— Start of Data listing —

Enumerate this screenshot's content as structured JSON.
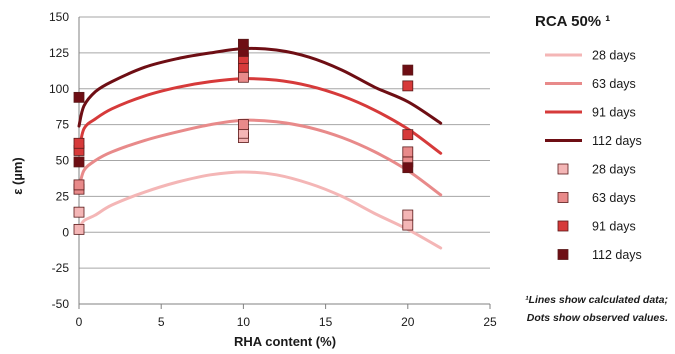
{
  "chart_data": {
    "type": "line",
    "title": "RCA 50% ¹",
    "xlabel": "RHA content (%)",
    "ylabel": "ε (µm)",
    "xlim": [
      0,
      25
    ],
    "ylim": [
      -50,
      150
    ],
    "xticks": [
      0,
      5,
      10,
      15,
      20,
      25
    ],
    "yticks": [
      -50,
      -25,
      0,
      25,
      50,
      75,
      100,
      125,
      150
    ],
    "grid": "horizontal",
    "legend_position": "right",
    "note": [
      "¹Lines show calculated data;",
      "Dots show observed values."
    ],
    "line_series": [
      {
        "name": "28 days",
        "color": "#f4b6b6",
        "x": [
          0,
          0.3,
          1,
          2,
          4,
          6,
          8,
          10,
          12,
          14,
          16,
          18,
          20,
          22
        ],
        "y": [
          2,
          8,
          12,
          19,
          28,
          35,
          40,
          42,
          40,
          34,
          25,
          13,
          2,
          -11
        ]
      },
      {
        "name": "63 days",
        "color": "#e88a8a",
        "x": [
          0,
          0.3,
          1,
          2,
          4,
          6,
          8,
          10,
          12,
          14,
          16,
          18,
          20,
          22
        ],
        "y": [
          30,
          43,
          50,
          56,
          64,
          70,
          75,
          78,
          77,
          73,
          66,
          56,
          43,
          26
        ]
      },
      {
        "name": "91 days",
        "color": "#d63a3a",
        "x": [
          0,
          0.3,
          1,
          2,
          4,
          6,
          8,
          10,
          12,
          14,
          16,
          18,
          20,
          22
        ],
        "y": [
          56,
          72,
          79,
          86,
          95,
          101,
          105,
          107,
          106,
          102,
          95,
          85,
          72,
          55
        ]
      },
      {
        "name": "112 days",
        "color": "#6e0e14",
        "x": [
          0,
          0.3,
          1,
          2,
          4,
          6,
          8,
          10,
          12,
          14,
          16,
          18,
          20,
          22
        ],
        "y": [
          74,
          88,
          98,
          105,
          115,
          121,
          125,
          128,
          127,
          122,
          113,
          101,
          91,
          76
        ]
      }
    ],
    "point_series": [
      {
        "name": "28 days",
        "color": "#f4b6b6",
        "x": [
          0,
          0,
          10,
          10,
          20,
          20
        ],
        "y": [
          2,
          14,
          66,
          69,
          5,
          12
        ]
      },
      {
        "name": "63 days",
        "color": "#e88a8a",
        "x": [
          0,
          0,
          10,
          10,
          20,
          20
        ],
        "y": [
          30,
          33,
          75,
          108,
          49,
          56
        ]
      },
      {
        "name": "91 days",
        "color": "#d63a3a",
        "x": [
          0,
          0,
          10,
          10,
          20,
          20
        ],
        "y": [
          57,
          62,
          115,
          121,
          68,
          102
        ]
      },
      {
        "name": "112 days",
        "color": "#6e0e14",
        "x": [
          0,
          0,
          10,
          10,
          20,
          20
        ],
        "y": [
          49,
          94,
          126,
          131,
          45,
          113
        ]
      }
    ]
  }
}
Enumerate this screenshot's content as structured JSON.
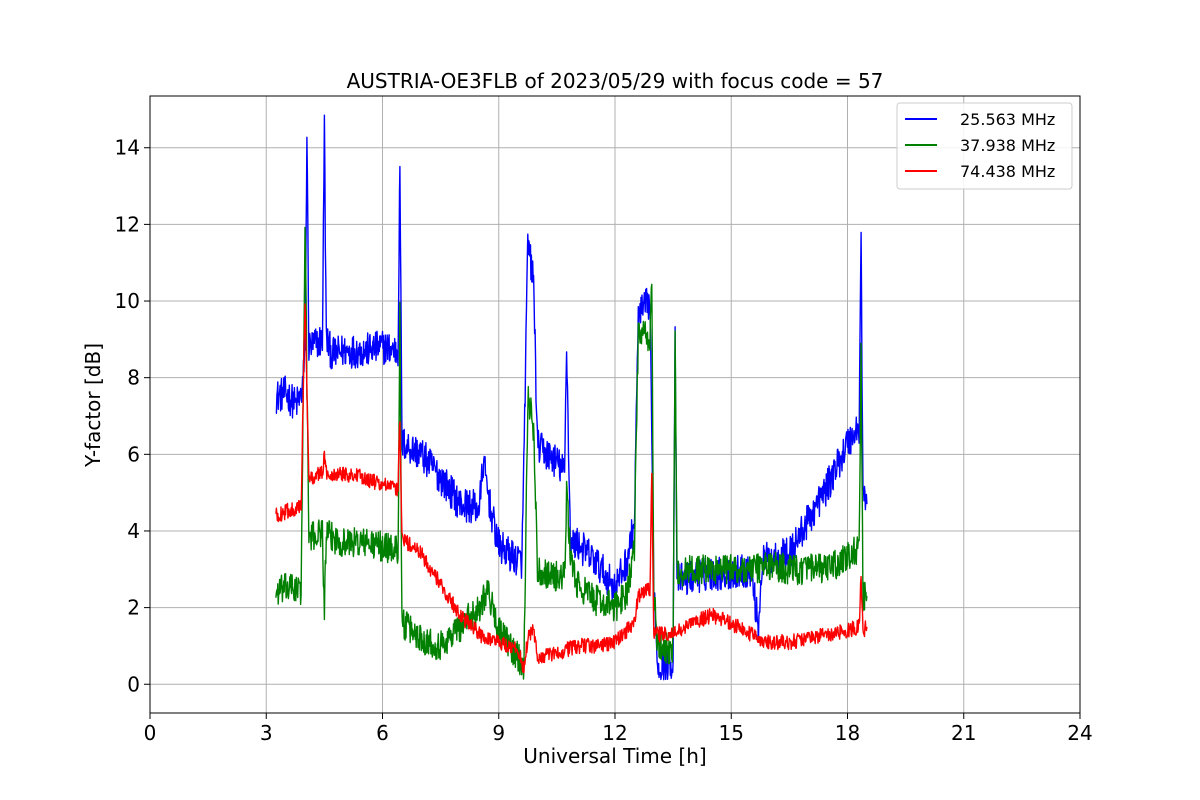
{
  "chart_data": {
    "type": "line",
    "title": "AUSTRIA-OE3FLB of 2023/05/29 with focus code = 57",
    "xlabel": "Universal Time [h]",
    "ylabel": "Y-factor [dB]",
    "xlim": [
      0,
      24
    ],
    "ylim": [
      -0.75,
      15.35
    ],
    "xticks": [
      0,
      3,
      6,
      9,
      12,
      15,
      18,
      21,
      24
    ],
    "yticks": [
      0,
      2,
      4,
      6,
      8,
      10,
      12,
      14
    ],
    "grid": true,
    "legend_position": "top-right",
    "series": [
      {
        "name": "25.563 MHz",
        "color": "#0000ff",
        "band": 0.9,
        "points": [
          [
            3.25,
            7.5
          ],
          [
            3.5,
            7.6
          ],
          [
            3.75,
            7.3
          ],
          [
            3.9,
            7.5
          ],
          [
            4.0,
            8.5
          ],
          [
            4.05,
            14.4
          ],
          [
            4.1,
            8.8
          ],
          [
            4.3,
            8.9
          ],
          [
            4.45,
            9.0
          ],
          [
            4.5,
            14.6
          ],
          [
            4.55,
            9.0
          ],
          [
            4.7,
            8.6
          ],
          [
            5.0,
            8.7
          ],
          [
            5.5,
            8.7
          ],
          [
            6.0,
            8.8
          ],
          [
            6.4,
            8.7
          ],
          [
            6.45,
            13.7
          ],
          [
            6.5,
            6.3
          ],
          [
            7.0,
            6.0
          ],
          [
            7.5,
            5.4
          ],
          [
            8.0,
            4.7
          ],
          [
            8.5,
            4.6
          ],
          [
            8.6,
            5.8
          ],
          [
            8.8,
            4.5
          ],
          [
            9.0,
            3.6
          ],
          [
            9.4,
            3.3
          ],
          [
            9.6,
            3.2
          ],
          [
            9.75,
            11.5
          ],
          [
            9.9,
            10.5
          ],
          [
            10.0,
            6.2
          ],
          [
            10.5,
            5.8
          ],
          [
            10.7,
            5.5
          ],
          [
            10.75,
            9.0
          ],
          [
            10.85,
            3.6
          ],
          [
            11.0,
            3.7
          ],
          [
            11.5,
            3.2
          ],
          [
            12.0,
            2.5
          ],
          [
            12.3,
            3.2
          ],
          [
            12.5,
            4.2
          ],
          [
            12.6,
            9.6
          ],
          [
            12.9,
            10.0
          ],
          [
            13.0,
            2.7
          ],
          [
            13.1,
            0.5
          ],
          [
            13.5,
            0.6
          ],
          [
            13.55,
            9.4
          ],
          [
            13.6,
            2.7
          ],
          [
            14.0,
            2.8
          ],
          [
            14.5,
            2.9
          ],
          [
            15.0,
            2.9
          ],
          [
            15.5,
            3.0
          ],
          [
            15.7,
            1.5
          ],
          [
            15.8,
            3.2
          ],
          [
            16.0,
            3.3
          ],
          [
            16.5,
            3.4
          ],
          [
            17.0,
            4.3
          ],
          [
            17.5,
            5.2
          ],
          [
            18.0,
            6.3
          ],
          [
            18.3,
            6.7
          ],
          [
            18.35,
            11.7
          ],
          [
            18.4,
            5.0
          ],
          [
            18.5,
            4.7
          ]
        ]
      },
      {
        "name": "37.938 MHz",
        "color": "#008000",
        "band": 0.8,
        "points": [
          [
            3.25,
            2.4
          ],
          [
            3.5,
            2.5
          ],
          [
            3.75,
            2.5
          ],
          [
            3.9,
            2.4
          ],
          [
            4.0,
            12.0
          ],
          [
            4.1,
            3.8
          ],
          [
            4.3,
            3.9
          ],
          [
            4.45,
            4.0
          ],
          [
            4.5,
            1.9
          ],
          [
            4.55,
            3.9
          ],
          [
            5.0,
            3.7
          ],
          [
            5.5,
            3.7
          ],
          [
            6.0,
            3.6
          ],
          [
            6.4,
            3.5
          ],
          [
            6.45,
            9.8
          ],
          [
            6.5,
            1.6
          ],
          [
            7.0,
            1.2
          ],
          [
            7.5,
            1.0
          ],
          [
            8.0,
            1.5
          ],
          [
            8.5,
            2.0
          ],
          [
            8.7,
            2.5
          ],
          [
            9.0,
            1.4
          ],
          [
            9.5,
            0.7
          ],
          [
            9.65,
            0.5
          ],
          [
            9.75,
            7.5
          ],
          [
            9.9,
            6.7
          ],
          [
            10.0,
            3.0
          ],
          [
            10.5,
            2.8
          ],
          [
            10.7,
            2.8
          ],
          [
            10.75,
            5.0
          ],
          [
            10.85,
            3.4
          ],
          [
            11.0,
            2.6
          ],
          [
            11.5,
            2.2
          ],
          [
            12.0,
            2.0
          ],
          [
            12.3,
            2.4
          ],
          [
            12.5,
            3.5
          ],
          [
            12.6,
            9.2
          ],
          [
            12.9,
            9.0
          ],
          [
            12.95,
            10.4
          ],
          [
            13.0,
            2.4
          ],
          [
            13.1,
            1.0
          ],
          [
            13.5,
            0.9
          ],
          [
            13.55,
            9.3
          ],
          [
            13.6,
            2.9
          ],
          [
            14.0,
            3.0
          ],
          [
            14.5,
            3.0
          ],
          [
            15.0,
            3.0
          ],
          [
            15.5,
            3.0
          ],
          [
            16.0,
            3.1
          ],
          [
            16.5,
            3.0
          ],
          [
            17.0,
            3.0
          ],
          [
            17.5,
            3.0
          ],
          [
            18.0,
            3.3
          ],
          [
            18.3,
            3.6
          ],
          [
            18.35,
            8.5
          ],
          [
            18.4,
            2.3
          ],
          [
            18.5,
            2.3
          ]
        ]
      },
      {
        "name": "74.438 MHz",
        "color": "#ff0000",
        "band": 0.4,
        "points": [
          [
            3.25,
            4.4
          ],
          [
            3.5,
            4.5
          ],
          [
            3.75,
            4.6
          ],
          [
            3.9,
            4.6
          ],
          [
            4.0,
            10.1
          ],
          [
            4.1,
            5.3
          ],
          [
            4.3,
            5.5
          ],
          [
            4.45,
            5.5
          ],
          [
            4.5,
            6.0
          ],
          [
            4.55,
            5.5
          ],
          [
            5.0,
            5.5
          ],
          [
            5.5,
            5.4
          ],
          [
            6.0,
            5.2
          ],
          [
            6.4,
            5.1
          ],
          [
            6.45,
            7.0
          ],
          [
            6.5,
            3.8
          ],
          [
            7.0,
            3.4
          ],
          [
            7.5,
            2.6
          ],
          [
            8.0,
            1.8
          ],
          [
            8.5,
            1.3
          ],
          [
            9.0,
            1.1
          ],
          [
            9.5,
            0.9
          ],
          [
            9.65,
            0.4
          ],
          [
            9.75,
            1.2
          ],
          [
            9.9,
            1.4
          ],
          [
            10.0,
            0.7
          ],
          [
            10.5,
            0.8
          ],
          [
            11.0,
            1.0
          ],
          [
            11.5,
            1.0
          ],
          [
            12.0,
            1.1
          ],
          [
            12.5,
            1.6
          ],
          [
            12.6,
            2.3
          ],
          [
            12.9,
            2.5
          ],
          [
            12.95,
            5.5
          ],
          [
            13.0,
            1.3
          ],
          [
            13.5,
            1.3
          ],
          [
            14.0,
            1.6
          ],
          [
            14.5,
            1.8
          ],
          [
            15.0,
            1.6
          ],
          [
            15.5,
            1.3
          ],
          [
            16.0,
            1.1
          ],
          [
            16.5,
            1.1
          ],
          [
            17.0,
            1.2
          ],
          [
            17.5,
            1.3
          ],
          [
            18.0,
            1.4
          ],
          [
            18.3,
            1.5
          ],
          [
            18.35,
            2.8
          ],
          [
            18.4,
            1.4
          ],
          [
            18.5,
            1.5
          ]
        ]
      }
    ]
  }
}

— End of Data listing —

**Your objective:**
Lines that hold "xlabel" are the ones to copy; find all of them.

**Correct answer:**
    "xlabel": "RHA content (%)",
    "xlabel": "Universal Time [h]",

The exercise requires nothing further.